Look over the lines below. Report each one that includes the string "Rooster".
══ Given information
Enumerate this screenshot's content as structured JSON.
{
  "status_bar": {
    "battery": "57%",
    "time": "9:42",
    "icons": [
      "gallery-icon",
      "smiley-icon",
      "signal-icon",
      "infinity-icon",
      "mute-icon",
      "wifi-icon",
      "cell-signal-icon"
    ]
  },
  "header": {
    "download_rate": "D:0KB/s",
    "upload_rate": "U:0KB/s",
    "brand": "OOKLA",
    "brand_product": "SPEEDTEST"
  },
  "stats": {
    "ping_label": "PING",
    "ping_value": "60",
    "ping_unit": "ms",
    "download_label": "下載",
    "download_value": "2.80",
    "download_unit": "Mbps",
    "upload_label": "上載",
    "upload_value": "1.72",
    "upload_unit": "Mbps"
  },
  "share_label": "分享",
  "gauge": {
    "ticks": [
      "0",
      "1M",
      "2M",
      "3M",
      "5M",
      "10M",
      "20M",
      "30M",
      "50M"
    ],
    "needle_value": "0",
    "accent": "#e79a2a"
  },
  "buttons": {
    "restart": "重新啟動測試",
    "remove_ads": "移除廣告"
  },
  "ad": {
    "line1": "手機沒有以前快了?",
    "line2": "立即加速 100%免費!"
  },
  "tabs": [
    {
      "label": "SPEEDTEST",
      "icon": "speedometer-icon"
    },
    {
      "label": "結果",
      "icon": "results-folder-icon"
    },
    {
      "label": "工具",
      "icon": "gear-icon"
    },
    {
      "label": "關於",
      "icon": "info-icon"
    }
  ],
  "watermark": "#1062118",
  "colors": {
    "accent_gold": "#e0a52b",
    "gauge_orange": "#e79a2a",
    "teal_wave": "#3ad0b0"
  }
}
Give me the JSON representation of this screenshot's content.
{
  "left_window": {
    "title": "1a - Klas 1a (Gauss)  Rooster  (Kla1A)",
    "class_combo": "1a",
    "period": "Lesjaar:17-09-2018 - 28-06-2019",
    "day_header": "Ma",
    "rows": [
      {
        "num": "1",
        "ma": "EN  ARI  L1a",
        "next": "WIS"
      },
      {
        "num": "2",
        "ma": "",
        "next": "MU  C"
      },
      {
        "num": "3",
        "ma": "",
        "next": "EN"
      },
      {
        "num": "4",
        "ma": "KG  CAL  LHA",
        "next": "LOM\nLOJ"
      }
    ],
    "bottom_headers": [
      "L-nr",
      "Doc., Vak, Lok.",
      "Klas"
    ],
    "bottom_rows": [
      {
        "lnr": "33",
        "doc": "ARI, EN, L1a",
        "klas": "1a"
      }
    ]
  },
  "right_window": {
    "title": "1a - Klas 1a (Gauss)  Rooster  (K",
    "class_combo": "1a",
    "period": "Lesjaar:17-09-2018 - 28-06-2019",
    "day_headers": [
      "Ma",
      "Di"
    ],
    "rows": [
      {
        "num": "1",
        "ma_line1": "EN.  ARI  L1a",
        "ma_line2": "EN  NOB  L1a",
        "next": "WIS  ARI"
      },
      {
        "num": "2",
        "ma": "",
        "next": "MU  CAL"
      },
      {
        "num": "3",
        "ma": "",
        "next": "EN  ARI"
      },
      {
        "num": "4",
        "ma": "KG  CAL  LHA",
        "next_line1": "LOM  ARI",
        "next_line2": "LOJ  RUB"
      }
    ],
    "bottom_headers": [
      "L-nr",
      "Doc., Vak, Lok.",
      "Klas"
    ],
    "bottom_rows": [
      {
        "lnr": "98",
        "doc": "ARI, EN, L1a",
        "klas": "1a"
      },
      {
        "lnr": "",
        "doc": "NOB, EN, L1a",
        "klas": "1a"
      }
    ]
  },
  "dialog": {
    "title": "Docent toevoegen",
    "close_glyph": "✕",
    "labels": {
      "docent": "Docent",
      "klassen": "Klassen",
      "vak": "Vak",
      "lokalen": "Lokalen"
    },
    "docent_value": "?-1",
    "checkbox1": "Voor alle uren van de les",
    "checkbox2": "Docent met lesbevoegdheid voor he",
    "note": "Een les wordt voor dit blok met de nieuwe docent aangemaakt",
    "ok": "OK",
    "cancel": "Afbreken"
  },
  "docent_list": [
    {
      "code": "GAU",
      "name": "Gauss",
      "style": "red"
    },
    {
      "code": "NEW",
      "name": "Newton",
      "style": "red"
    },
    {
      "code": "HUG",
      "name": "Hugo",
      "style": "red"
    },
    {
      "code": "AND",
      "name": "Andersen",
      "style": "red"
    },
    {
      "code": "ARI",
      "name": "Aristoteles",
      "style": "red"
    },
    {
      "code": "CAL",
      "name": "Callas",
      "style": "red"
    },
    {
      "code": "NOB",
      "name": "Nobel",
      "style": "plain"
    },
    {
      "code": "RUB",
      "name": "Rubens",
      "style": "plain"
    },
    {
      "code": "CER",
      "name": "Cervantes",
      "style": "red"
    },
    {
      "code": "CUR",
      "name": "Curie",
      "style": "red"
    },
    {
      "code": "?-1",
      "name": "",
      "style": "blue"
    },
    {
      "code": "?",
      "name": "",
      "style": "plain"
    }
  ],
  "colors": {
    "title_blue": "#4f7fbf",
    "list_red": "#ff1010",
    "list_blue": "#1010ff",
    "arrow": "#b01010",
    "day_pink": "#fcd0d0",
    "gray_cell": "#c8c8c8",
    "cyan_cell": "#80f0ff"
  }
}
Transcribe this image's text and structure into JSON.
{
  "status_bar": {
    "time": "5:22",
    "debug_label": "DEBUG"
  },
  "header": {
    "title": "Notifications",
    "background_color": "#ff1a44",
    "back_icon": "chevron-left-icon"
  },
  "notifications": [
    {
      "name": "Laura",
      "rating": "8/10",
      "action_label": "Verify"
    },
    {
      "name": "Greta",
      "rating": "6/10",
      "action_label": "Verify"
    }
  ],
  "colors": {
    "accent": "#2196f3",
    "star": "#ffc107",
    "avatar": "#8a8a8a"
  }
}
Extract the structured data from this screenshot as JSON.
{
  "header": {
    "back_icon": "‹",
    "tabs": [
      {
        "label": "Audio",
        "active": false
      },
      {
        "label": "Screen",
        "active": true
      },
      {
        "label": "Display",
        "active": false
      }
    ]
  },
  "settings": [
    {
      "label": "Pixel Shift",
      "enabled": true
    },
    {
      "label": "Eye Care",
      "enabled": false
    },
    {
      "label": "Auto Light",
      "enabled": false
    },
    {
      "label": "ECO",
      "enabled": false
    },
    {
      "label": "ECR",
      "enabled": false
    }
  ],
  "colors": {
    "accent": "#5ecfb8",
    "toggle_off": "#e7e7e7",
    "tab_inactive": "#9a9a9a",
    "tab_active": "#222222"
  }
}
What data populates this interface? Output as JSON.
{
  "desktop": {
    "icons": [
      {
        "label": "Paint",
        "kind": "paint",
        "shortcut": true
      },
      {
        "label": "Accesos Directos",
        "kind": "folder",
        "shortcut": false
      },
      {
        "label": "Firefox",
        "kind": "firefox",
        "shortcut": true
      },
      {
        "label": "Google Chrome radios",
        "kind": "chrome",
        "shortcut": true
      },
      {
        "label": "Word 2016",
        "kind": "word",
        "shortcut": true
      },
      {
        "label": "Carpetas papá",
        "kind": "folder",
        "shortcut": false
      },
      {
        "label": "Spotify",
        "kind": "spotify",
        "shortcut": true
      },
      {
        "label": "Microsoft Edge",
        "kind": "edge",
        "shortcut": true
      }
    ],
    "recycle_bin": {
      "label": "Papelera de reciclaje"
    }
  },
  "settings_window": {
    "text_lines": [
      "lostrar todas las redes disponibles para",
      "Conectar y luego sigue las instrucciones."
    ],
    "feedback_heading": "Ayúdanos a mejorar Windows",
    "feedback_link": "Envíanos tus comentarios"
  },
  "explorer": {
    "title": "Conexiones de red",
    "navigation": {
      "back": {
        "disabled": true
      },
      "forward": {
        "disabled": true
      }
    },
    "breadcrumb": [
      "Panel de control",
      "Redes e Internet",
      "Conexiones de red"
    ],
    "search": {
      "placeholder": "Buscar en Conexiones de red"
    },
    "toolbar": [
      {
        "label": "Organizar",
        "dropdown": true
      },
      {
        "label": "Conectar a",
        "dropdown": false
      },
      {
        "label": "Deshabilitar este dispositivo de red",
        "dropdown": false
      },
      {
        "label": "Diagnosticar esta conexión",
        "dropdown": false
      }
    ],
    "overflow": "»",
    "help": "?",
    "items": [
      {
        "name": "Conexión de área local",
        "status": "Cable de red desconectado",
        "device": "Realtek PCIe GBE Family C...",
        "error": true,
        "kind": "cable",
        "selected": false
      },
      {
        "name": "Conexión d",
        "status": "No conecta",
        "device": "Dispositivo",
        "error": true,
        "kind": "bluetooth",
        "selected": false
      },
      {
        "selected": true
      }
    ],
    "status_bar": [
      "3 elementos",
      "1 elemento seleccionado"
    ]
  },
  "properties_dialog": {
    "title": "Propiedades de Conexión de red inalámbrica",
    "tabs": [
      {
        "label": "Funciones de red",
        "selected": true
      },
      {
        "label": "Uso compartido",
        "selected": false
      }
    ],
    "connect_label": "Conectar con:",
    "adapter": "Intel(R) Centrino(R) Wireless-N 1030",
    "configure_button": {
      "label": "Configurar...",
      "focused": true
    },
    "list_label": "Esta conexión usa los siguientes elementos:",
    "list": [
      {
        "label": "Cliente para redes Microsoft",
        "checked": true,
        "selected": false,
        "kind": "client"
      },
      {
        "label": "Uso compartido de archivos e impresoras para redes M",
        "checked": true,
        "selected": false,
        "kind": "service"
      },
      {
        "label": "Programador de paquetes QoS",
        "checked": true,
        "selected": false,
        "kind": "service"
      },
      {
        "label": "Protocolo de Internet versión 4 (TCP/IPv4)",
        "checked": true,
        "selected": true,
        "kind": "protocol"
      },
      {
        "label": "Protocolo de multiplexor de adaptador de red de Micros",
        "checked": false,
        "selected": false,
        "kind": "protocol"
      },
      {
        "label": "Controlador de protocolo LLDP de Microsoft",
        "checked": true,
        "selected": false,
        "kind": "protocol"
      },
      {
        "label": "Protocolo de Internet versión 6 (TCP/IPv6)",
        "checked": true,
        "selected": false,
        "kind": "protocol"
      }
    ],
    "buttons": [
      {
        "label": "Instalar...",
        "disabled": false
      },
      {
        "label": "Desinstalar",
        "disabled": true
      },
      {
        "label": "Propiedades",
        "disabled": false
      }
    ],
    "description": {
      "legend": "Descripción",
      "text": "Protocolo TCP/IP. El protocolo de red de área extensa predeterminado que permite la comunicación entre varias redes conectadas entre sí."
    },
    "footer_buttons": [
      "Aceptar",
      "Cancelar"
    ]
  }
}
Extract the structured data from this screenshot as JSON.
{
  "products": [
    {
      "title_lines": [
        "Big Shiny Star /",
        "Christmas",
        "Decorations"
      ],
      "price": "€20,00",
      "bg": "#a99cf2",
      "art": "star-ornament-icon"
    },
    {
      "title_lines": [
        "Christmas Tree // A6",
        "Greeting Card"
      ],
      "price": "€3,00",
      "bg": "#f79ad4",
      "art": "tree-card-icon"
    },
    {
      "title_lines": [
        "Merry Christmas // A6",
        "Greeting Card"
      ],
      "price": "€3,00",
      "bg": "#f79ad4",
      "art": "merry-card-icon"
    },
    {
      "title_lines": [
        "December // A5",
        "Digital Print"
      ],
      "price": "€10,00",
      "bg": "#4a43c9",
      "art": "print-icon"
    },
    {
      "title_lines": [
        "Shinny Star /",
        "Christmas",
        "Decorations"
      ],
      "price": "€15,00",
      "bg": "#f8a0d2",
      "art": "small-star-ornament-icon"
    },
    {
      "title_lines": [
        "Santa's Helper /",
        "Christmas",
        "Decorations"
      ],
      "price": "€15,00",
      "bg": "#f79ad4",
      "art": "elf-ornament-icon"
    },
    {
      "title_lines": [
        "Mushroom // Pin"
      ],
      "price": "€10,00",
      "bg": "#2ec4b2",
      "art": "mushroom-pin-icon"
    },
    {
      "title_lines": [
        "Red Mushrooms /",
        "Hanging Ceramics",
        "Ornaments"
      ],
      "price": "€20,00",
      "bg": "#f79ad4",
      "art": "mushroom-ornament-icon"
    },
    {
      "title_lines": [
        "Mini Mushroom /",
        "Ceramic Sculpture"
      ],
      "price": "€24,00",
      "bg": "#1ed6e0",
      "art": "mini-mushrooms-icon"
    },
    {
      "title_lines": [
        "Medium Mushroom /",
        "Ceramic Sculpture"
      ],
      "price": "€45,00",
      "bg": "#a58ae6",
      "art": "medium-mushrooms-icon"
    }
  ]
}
════
**Answer below**:
    "title": "1a - Klas 1a (Gauss)  Rooster  (Kla1A)",
    "title": "1a - Klas 1a (Gauss)  Rooster  (K",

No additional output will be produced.